The exercise:
Locate the line that contains "Parse this screenshot: output". Copy it and every following line through the end of the records, exactly, and include nothing else.

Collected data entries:
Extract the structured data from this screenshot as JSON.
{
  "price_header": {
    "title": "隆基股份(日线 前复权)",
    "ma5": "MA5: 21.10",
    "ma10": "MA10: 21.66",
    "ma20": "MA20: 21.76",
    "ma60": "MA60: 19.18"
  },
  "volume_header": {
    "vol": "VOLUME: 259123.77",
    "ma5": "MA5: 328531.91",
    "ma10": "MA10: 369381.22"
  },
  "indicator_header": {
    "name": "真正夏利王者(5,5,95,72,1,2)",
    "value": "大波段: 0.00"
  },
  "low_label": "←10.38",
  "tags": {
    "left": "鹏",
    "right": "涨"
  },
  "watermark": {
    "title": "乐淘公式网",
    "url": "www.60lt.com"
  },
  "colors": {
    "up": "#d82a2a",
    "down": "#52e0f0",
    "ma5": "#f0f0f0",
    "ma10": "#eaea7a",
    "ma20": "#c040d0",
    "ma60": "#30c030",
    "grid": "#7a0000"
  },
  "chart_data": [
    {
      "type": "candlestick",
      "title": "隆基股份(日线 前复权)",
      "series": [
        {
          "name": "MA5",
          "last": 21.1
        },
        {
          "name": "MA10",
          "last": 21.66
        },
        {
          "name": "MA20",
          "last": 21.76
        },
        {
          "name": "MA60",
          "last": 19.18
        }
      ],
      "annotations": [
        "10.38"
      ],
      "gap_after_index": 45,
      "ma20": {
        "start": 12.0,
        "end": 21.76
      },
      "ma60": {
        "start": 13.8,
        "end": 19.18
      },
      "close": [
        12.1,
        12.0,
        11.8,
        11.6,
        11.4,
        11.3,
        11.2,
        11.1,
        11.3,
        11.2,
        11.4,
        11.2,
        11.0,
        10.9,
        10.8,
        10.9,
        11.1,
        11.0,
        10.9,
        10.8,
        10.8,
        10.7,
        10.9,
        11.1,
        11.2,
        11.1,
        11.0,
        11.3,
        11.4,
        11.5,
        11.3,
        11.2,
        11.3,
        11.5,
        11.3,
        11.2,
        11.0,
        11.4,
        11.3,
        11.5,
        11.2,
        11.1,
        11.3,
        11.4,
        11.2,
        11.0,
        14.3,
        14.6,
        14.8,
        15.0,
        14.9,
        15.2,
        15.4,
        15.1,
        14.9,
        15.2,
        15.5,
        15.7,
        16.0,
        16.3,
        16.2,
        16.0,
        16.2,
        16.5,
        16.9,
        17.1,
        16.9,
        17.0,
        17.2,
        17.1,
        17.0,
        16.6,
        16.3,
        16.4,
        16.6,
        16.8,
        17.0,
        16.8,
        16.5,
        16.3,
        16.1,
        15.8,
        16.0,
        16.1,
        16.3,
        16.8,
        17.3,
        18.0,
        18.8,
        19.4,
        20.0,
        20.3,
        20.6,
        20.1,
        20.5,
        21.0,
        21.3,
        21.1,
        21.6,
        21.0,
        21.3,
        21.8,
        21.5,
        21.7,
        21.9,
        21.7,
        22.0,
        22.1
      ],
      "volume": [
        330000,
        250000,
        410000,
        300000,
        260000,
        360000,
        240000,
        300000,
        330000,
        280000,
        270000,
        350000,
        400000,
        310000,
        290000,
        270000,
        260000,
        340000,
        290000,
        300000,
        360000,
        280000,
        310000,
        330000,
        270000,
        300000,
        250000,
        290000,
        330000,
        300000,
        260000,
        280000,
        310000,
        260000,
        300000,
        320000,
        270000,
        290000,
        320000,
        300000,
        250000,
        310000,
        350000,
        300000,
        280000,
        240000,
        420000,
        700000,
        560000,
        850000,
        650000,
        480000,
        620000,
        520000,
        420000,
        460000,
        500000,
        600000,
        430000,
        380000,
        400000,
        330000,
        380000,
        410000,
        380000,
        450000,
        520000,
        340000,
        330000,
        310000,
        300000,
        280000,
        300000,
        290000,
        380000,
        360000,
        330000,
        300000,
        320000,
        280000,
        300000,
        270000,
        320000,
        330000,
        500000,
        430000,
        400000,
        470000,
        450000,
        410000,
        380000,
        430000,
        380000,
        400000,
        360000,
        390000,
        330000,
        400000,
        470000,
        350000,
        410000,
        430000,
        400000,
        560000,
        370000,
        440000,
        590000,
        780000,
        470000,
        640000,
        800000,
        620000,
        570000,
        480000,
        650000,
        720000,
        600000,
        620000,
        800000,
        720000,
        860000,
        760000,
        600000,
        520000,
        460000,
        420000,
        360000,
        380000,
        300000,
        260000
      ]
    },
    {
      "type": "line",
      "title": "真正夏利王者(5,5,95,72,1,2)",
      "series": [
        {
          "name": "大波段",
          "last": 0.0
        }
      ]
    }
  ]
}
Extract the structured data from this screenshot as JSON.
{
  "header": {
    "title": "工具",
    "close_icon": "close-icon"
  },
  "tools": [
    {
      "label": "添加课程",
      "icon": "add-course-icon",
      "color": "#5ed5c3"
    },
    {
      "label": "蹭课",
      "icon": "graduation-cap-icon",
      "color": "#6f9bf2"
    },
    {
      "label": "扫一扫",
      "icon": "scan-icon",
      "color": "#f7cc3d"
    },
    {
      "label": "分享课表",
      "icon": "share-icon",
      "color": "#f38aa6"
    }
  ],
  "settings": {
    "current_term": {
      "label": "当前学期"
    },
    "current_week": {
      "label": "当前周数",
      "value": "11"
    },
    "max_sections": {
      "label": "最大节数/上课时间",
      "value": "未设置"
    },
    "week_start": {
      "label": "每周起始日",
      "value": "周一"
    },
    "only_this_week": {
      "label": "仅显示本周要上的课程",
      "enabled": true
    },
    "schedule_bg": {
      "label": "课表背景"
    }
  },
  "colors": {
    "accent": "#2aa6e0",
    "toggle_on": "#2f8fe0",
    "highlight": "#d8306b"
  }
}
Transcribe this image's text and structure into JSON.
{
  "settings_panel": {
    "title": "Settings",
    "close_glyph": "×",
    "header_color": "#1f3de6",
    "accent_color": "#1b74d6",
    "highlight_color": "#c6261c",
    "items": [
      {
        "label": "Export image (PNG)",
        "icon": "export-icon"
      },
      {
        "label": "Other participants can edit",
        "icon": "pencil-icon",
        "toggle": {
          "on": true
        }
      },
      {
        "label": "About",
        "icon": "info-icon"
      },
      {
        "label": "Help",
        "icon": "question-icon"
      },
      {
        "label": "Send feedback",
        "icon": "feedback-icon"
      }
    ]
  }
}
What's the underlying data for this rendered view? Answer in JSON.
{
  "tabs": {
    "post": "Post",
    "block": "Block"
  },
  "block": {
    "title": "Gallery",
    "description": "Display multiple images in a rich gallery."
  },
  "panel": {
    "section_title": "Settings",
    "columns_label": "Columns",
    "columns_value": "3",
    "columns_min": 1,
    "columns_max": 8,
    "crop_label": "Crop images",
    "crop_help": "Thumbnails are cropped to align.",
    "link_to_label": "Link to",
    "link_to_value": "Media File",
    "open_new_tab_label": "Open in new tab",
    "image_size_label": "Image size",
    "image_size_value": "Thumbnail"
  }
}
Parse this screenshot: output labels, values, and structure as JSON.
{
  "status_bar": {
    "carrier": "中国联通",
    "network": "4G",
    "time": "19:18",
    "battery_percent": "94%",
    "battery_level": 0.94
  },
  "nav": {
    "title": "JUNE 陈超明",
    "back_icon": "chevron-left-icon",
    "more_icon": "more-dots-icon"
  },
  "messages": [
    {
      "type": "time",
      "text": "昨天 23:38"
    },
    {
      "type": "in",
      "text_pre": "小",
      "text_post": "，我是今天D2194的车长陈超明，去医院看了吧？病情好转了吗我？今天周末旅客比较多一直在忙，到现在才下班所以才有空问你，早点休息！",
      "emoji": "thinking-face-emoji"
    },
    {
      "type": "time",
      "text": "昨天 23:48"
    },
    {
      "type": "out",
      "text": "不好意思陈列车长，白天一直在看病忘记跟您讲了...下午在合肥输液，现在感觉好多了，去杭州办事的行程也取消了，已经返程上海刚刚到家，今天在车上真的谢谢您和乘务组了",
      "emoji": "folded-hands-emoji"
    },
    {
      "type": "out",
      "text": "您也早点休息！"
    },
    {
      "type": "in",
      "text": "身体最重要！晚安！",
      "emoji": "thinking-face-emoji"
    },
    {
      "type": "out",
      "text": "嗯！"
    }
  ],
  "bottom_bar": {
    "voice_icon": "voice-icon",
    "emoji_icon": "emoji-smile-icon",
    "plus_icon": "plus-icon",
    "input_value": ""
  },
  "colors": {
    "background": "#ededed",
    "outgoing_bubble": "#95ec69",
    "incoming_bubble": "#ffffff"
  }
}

Output:
Parse this screenshot: output labels, values, and structure as JSON.
{
  "status_bar": {
    "carrier": "中国联通",
    "network": "4G",
    "time": "19:18",
    "battery_percent": "94%",
    "battery_level": 0.94
  },
  "nav": {
    "title": "JUNE 陈超明",
    "back_icon": "chevron-left-icon",
    "more_icon": "more-dots-icon"
  },
  "messages": [
    {
      "type": "time",
      "text": "昨天 23:38"
    },
    {
      "type": "in",
      "text_pre": "小",
      "text_post": "，我是今天D2194的车长陈超明，去医院看了吧？病情好转了吗我？今天周末旅客比较多一直在忙，到现在才下班所以才有空问你，早点休息！",
      "emoji": "thinking-face-emoji"
    },
    {
      "type": "time",
      "text": "昨天 23:48"
    },
    {
      "type": "out",
      "text": "不好意思陈列车长，白天一直在看病忘记跟您讲了...下午在合肥输液，现在感觉好多了，去杭州办事的行程也取消了，已经返程上海刚刚到家，今天在车上真的谢谢您和乘务组了",
      "emoji": "folded-hands-emoji"
    },
    {
      "type": "out",
      "text": "您也早点休息！"
    },
    {
      "type": "in",
      "text": "身体最重要！晚安！",
      "emoji": "thinking-face-emoji"
    },
    {
      "type": "out",
      "text": "嗯！"
    }
  ],
  "bottom_bar": {
    "voice_icon": "voice-icon",
    "emoji_icon": "emoji-smile-icon",
    "plus_icon": "plus-icon",
    "input_value": ""
  },
  "colors": {
    "background": "#ededed",
    "outgoing_bubble": "#95ec69",
    "incoming_bubble": "#ffffff"
  }
}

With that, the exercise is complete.